TASK STATEMENT:
Set down every record once more, exactly as given.

[Dataset excerpt]
========

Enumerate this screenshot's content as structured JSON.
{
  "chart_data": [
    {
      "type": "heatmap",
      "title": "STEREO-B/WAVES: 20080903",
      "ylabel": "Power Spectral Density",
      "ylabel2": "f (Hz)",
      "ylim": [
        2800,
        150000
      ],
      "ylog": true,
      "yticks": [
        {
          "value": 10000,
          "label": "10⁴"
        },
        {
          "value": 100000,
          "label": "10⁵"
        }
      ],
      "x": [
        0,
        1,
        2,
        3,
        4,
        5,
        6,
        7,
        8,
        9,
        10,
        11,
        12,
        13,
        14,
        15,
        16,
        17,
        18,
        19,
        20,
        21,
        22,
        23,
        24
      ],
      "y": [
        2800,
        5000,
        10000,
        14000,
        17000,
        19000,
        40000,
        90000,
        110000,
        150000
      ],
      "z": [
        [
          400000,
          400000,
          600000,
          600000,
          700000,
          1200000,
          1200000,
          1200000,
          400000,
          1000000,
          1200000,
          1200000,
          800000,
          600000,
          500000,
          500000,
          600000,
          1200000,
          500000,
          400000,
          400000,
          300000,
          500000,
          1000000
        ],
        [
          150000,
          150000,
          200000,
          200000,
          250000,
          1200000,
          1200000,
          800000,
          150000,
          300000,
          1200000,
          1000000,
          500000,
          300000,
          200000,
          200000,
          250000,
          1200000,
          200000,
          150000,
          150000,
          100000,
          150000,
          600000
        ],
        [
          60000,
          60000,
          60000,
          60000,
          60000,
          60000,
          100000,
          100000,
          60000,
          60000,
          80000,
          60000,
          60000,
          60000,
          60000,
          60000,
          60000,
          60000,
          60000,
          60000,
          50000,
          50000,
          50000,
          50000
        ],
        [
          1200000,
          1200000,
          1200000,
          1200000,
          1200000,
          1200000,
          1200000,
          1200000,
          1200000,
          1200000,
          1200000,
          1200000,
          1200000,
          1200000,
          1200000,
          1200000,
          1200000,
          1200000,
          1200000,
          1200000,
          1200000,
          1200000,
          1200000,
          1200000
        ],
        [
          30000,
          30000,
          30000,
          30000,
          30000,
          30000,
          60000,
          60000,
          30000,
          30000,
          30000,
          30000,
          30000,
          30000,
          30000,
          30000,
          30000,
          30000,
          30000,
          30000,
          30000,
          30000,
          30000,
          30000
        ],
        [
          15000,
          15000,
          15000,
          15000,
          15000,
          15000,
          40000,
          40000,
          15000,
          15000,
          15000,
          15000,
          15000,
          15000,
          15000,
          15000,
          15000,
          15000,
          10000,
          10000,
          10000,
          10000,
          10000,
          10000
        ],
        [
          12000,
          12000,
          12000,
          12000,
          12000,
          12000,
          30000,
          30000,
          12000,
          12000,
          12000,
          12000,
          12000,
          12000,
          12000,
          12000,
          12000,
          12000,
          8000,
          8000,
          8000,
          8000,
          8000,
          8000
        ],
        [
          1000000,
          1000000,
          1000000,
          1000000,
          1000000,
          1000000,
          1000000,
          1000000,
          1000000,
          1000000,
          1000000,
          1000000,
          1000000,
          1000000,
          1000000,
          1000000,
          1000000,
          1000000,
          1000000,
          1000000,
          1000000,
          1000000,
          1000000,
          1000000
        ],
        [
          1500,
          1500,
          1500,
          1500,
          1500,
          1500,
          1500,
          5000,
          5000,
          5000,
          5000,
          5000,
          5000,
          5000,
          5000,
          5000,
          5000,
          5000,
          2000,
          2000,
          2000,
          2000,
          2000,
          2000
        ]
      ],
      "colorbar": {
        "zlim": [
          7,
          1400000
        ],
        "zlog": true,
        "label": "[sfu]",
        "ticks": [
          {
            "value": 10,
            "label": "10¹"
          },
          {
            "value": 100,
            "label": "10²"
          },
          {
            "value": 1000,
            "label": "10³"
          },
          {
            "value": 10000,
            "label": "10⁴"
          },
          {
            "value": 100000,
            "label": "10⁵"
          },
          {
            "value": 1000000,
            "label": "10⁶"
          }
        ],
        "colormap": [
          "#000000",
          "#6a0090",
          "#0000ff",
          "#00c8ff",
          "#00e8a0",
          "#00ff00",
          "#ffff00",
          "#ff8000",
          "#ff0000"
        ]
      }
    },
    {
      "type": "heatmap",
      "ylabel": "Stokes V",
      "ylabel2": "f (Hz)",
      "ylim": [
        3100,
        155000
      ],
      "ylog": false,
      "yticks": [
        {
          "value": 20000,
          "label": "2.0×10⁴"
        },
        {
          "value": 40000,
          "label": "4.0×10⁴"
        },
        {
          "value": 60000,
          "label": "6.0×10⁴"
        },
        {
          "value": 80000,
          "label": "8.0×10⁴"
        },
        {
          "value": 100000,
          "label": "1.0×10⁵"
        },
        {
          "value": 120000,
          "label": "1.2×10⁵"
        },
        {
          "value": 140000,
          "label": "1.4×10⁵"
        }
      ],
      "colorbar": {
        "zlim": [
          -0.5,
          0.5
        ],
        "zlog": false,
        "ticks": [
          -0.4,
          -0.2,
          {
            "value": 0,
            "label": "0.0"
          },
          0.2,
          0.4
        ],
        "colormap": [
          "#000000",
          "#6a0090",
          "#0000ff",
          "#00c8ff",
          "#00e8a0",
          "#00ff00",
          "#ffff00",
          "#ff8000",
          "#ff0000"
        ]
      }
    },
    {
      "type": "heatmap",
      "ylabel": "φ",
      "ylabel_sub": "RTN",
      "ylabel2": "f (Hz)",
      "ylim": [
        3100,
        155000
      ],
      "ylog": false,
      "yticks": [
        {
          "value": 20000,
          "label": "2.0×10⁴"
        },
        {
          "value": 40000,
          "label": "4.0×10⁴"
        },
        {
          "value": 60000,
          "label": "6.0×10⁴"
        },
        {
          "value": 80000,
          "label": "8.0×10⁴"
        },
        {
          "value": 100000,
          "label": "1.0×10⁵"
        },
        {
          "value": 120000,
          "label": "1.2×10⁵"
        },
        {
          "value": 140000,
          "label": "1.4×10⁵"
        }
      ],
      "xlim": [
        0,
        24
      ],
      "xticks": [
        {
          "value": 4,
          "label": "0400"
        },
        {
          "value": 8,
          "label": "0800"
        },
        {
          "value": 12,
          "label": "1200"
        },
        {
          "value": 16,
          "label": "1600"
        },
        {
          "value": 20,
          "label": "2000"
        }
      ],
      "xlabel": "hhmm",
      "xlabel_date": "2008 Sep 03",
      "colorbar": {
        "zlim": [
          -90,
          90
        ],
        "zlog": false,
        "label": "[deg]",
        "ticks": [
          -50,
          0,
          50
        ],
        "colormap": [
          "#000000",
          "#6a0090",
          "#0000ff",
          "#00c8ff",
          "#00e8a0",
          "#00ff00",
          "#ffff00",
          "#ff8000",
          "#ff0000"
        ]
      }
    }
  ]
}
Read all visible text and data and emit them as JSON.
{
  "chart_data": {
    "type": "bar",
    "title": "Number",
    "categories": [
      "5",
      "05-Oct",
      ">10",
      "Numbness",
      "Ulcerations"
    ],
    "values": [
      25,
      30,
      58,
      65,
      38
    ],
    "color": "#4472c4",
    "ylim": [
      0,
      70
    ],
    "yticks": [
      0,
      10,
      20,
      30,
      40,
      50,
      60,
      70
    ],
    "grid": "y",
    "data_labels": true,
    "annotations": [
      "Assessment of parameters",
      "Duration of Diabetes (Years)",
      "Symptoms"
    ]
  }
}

========

SOLUTION:
Enumerate this screenshot's content as structured JSON.
{
  "chart_data": [
    {
      "type": "heatmap",
      "title": "STEREO-B/WAVES: 20080903",
      "ylabel": "Power Spectral Density",
      "ylabel2": "f (Hz)",
      "ylim": [
        2800,
        150000
      ],
      "ylog": true,
      "yticks": [
        {
          "value": 10000,
          "label": "10⁴"
        },
        {
          "value": 100000,
          "label": "10⁵"
        }
      ],
      "x": [
        0,
        1,
        2,
        3,
        4,
        5,
        6,
        7,
        8,
        9,
        10,
        11,
        12,
        13,
        14,
        15,
        16,
        17,
        18,
        19,
        20,
        21,
        22,
        23,
        24
      ],
      "y": [
        2800,
        5000,
        10000,
        14000,
        17000,
        19000,
        40000,
        90000,
        110000,
        150000
      ],
      "z": [
        [
          400000,
          400000,
          600000,
          600000,
          700000,
          1200000,
          1200000,
          1200000,
          400000,
          1000000,
          1200000,
          1200000,
          800000,
          600000,
          500000,
          500000,
          600000,
          1200000,
          500000,
          400000,
          400000,
          300000,
          500000,
          1000000
        ],
        [
          150000,
          150000,
          200000,
          200000,
          250000,
          1200000,
          1200000,
          800000,
          150000,
          300000,
          1200000,
          1000000,
          500000,
          300000,
          200000,
          200000,
          250000,
          1200000,
          200000,
          150000,
          150000,
          100000,
          150000,
          600000
        ],
        [
          60000,
          60000,
          60000,
          60000,
          60000,
          60000,
          100000,
          100000,
          60000,
          60000,
          80000,
          60000,
          60000,
          60000,
          60000,
          60000,
          60000,
          60000,
          60000,
          60000,
          50000,
          50000,
          50000,
          50000
        ],
        [
          1200000,
          1200000,
          1200000,
          1200000,
          1200000,
          1200000,
          1200000,
          1200000,
          1200000,
          1200000,
          1200000,
          1200000,
          1200000,
          1200000,
          1200000,
          1200000,
          1200000,
          1200000,
          1200000,
          1200000,
          1200000,
          1200000,
          1200000,
          1200000
        ],
        [
          30000,
          30000,
          30000,
          30000,
          30000,
          30000,
          60000,
          60000,
          30000,
          30000,
          30000,
          30000,
          30000,
          30000,
          30000,
          30000,
          30000,
          30000,
          30000,
          30000,
          30000,
          30000,
          30000,
          30000
        ],
        [
          15000,
          15000,
          15000,
          15000,
          15000,
          15000,
          40000,
          40000,
          15000,
          15000,
          15000,
          15000,
          15000,
          15000,
          15000,
          15000,
          15000,
          15000,
          10000,
          10000,
          10000,
          10000,
          10000,
          10000
        ],
        [
          12000,
          12000,
          12000,
          12000,
          12000,
          12000,
          30000,
          30000,
          12000,
          12000,
          12000,
          12000,
          12000,
          12000,
          12000,
          12000,
          12000,
          12000,
          8000,
          8000,
          8000,
          8000,
          8000,
          8000
        ],
        [
          1000000,
          1000000,
          1000000,
          1000000,
          1000000,
          1000000,
          1000000,
          1000000,
          1000000,
          1000000,
          1000000,
          1000000,
          1000000,
          1000000,
          1000000,
          1000000,
          1000000,
          1000000,
          1000000,
          1000000,
          1000000,
          1000000,
          1000000,
          1000000
        ],
        [
          1500,
          1500,
          1500,
          1500,
          1500,
          1500,
          1500,
          5000,
          5000,
          5000,
          5000,
          5000,
          5000,
          5000,
          5000,
          5000,
          5000,
          5000,
          2000,
          2000,
          2000,
          2000,
          2000,
          2000
        ]
      ],
      "colorbar": {
        "zlim": [
          7,
          1400000
        ],
        "zlog": true,
        "label": "[sfu]",
        "ticks": [
          {
            "value": 10,
            "label": "10¹"
          },
          {
            "value": 100,
            "label": "10²"
          },
          {
            "value": 1000,
            "label": "10³"
          },
          {
            "value": 10000,
            "label": "10⁴"
          },
          {
            "value": 100000,
            "label": "10⁵"
          },
          {
            "value": 1000000,
            "label": "10⁶"
          }
        ],
        "colormap": [
          "#000000",
          "#6a0090",
          "#0000ff",
          "#00c8ff",
          "#00e8a0",
          "#00ff00",
          "#ffff00",
          "#ff8000",
          "#ff0000"
        ]
      }
    },
    {
      "type": "heatmap",
      "ylabel": "Stokes V",
      "ylabel2": "f (Hz)",
      "ylim": [
        3100,
        155000
      ],
      "ylog": false,
      "yticks": [
        {
          "value": 20000,
          "label": "2.0×10⁴"
        },
        {
          "value": 40000,
          "label": "4.0×10⁴"
        },
        {
          "value": 60000,
          "label": "6.0×10⁴"
        },
        {
          "value": 80000,
          "label": "8.0×10⁴"
        },
        {
          "value": 100000,
          "label": "1.0×10⁵"
        },
        {
          "value": 120000,
          "label": "1.2×10⁵"
        },
        {
          "value": 140000,
          "label": "1.4×10⁵"
        }
      ],
      "colorbar": {
        "zlim": [
          -0.5,
          0.5
        ],
        "zlog": false,
        "ticks": [
          -0.4,
          -0.2,
          {
            "value": 0,
            "label": "0.0"
          },
          0.2,
          0.4
        ],
        "colormap": [
          "#000000",
          "#6a0090",
          "#0000ff",
          "#00c8ff",
          "#00e8a0",
          "#00ff00",
          "#ffff00",
          "#ff8000",
          "#ff0000"
        ]
      }
    },
    {
      "type": "heatmap",
      "ylabel": "φ",
      "ylabel_sub": "RTN",
      "ylabel2": "f (Hz)",
      "ylim": [
        3100,
        155000
      ],
      "ylog": false,
      "yticks": [
        {
          "value": 20000,
          "label": "2.0×10⁴"
        },
        {
          "value": 40000,
          "label": "4.0×10⁴"
        },
        {
          "value": 60000,
          "label": "6.0×10⁴"
        },
        {
          "value": 80000,
          "label": "8.0×10⁴"
        },
        {
          "value": 100000,
          "label": "1.0×10⁵"
        },
        {
          "value": 120000,
          "label": "1.2×10⁵"
        },
        {
          "value": 140000,
          "label": "1.4×10⁵"
        }
      ],
      "xlim": [
        0,
        24
      ],
      "xticks": [
        {
          "value": 4,
          "label": "0400"
        },
        {
          "value": 8,
          "label": "0800"
        },
        {
          "value": 12,
          "label": "1200"
        },
        {
          "value": 16,
          "label": "1600"
        },
        {
          "value": 20,
          "label": "2000"
        }
      ],
      "xlabel": "hhmm",
      "xlabel_date": "2008 Sep 03",
      "colorbar": {
        "zlim": [
          -90,
          90
        ],
        "zlog": false,
        "label": "[deg]",
        "ticks": [
          -50,
          0,
          50
        ],
        "colormap": [
          "#000000",
          "#6a0090",
          "#0000ff",
          "#00c8ff",
          "#00e8a0",
          "#00ff00",
          "#ffff00",
          "#ff8000",
          "#ff0000"
        ]
      }
    }
  ]
}
Read all visible text and data and emit them as JSON.
{
  "chart_data": {
    "type": "bar",
    "title": "Number",
    "categories": [
      "5",
      "05-Oct",
      ">10",
      "Numbness",
      "Ulcerations"
    ],
    "values": [
      25,
      30,
      58,
      65,
      38
    ],
    "color": "#4472c4",
    "ylim": [
      0,
      70
    ],
    "yticks": [
      0,
      10,
      20,
      30,
      40,
      50,
      60,
      70
    ],
    "grid": "y",
    "data_labels": true,
    "annotations": [
      "Assessment of parameters",
      "Duration of Diabetes (Years)",
      "Symptoms"
    ]
  }
}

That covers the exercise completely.